------ SUPPLIED DATA
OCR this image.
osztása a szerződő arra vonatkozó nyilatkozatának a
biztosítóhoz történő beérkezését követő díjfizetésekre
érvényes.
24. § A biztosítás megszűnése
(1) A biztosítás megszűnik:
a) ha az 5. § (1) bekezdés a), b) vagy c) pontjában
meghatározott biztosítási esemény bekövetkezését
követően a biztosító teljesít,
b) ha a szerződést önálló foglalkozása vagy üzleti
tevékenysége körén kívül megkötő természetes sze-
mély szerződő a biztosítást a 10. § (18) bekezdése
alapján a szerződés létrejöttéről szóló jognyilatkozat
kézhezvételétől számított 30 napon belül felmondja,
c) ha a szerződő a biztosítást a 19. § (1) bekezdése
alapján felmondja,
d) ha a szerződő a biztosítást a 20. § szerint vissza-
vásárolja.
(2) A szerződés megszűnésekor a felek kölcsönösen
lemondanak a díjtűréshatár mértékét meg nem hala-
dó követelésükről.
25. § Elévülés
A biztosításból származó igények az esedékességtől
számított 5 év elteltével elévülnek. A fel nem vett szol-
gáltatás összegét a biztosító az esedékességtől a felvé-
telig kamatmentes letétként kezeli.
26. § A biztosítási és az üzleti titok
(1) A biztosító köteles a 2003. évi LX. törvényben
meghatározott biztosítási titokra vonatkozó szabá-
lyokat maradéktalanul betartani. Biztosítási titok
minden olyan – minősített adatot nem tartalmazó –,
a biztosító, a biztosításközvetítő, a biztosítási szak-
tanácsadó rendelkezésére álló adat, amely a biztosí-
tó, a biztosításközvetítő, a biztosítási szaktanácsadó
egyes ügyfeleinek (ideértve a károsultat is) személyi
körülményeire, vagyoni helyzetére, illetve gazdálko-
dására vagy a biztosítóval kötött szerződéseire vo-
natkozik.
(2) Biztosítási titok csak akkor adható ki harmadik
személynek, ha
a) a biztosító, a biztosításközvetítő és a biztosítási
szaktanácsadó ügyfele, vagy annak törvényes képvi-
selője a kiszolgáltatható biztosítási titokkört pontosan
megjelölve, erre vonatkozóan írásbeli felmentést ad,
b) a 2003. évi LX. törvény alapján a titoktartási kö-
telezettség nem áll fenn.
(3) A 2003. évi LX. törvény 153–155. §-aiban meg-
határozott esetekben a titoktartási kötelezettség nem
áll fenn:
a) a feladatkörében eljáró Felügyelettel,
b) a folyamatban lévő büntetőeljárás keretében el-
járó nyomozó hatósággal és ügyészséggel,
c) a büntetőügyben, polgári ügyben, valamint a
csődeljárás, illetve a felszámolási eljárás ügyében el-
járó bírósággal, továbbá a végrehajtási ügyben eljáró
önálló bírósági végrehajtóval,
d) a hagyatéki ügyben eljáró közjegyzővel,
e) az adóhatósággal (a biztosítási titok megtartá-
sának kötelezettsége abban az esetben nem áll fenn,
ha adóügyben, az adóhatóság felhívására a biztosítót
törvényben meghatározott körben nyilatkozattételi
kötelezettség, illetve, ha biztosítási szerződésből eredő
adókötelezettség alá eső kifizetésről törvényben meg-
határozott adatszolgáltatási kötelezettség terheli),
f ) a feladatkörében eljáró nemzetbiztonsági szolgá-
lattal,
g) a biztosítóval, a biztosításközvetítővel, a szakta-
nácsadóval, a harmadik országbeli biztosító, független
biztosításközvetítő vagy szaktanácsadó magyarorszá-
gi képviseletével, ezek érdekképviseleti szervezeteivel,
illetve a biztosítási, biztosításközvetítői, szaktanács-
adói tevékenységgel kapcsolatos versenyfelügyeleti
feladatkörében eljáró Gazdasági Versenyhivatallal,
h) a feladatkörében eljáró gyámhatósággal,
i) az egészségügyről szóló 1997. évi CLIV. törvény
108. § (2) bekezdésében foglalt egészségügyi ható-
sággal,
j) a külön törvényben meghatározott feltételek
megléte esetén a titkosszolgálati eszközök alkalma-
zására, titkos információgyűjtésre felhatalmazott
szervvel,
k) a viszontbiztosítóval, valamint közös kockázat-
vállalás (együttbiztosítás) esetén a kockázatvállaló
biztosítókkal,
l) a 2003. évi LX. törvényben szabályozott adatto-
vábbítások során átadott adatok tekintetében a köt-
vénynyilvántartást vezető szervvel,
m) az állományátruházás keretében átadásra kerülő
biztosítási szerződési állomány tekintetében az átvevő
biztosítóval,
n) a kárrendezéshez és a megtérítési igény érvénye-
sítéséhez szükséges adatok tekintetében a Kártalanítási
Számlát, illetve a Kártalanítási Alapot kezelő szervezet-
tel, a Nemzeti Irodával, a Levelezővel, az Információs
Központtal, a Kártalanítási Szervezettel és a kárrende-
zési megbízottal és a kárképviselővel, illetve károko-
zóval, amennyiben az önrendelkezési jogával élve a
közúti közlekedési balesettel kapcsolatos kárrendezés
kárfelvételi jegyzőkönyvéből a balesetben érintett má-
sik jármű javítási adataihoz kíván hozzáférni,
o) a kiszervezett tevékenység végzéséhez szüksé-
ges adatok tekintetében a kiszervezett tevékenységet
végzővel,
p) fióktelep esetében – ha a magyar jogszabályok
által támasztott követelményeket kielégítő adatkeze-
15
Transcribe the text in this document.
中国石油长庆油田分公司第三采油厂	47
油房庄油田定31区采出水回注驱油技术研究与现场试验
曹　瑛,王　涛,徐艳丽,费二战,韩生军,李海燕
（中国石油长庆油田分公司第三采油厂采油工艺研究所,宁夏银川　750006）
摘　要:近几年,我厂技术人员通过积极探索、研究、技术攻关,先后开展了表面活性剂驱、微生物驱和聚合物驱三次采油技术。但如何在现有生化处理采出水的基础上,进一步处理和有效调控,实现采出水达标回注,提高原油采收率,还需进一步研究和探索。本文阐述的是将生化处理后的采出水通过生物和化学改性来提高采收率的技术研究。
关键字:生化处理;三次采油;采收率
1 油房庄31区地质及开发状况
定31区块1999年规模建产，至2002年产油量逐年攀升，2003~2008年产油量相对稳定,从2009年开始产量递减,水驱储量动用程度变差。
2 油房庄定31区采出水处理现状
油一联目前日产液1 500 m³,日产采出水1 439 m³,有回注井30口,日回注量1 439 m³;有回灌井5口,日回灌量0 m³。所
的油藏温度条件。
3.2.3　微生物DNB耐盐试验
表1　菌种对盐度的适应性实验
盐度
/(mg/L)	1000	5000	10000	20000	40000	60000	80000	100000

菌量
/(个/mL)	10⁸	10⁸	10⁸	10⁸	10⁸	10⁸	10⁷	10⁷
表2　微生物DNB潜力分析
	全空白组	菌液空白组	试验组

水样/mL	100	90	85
------------
Take every line from the data that contains the word "tekintetében".

**OUTPUT**
vábbítások során átadott adatok tekintetében a köt-
biztosítási szerződési állomány tekintetében az átvevő
sítéséhez szükséges adatok tekintetében a Kártalanítási
ges adatok tekintetében a kiszervezett tevékenységet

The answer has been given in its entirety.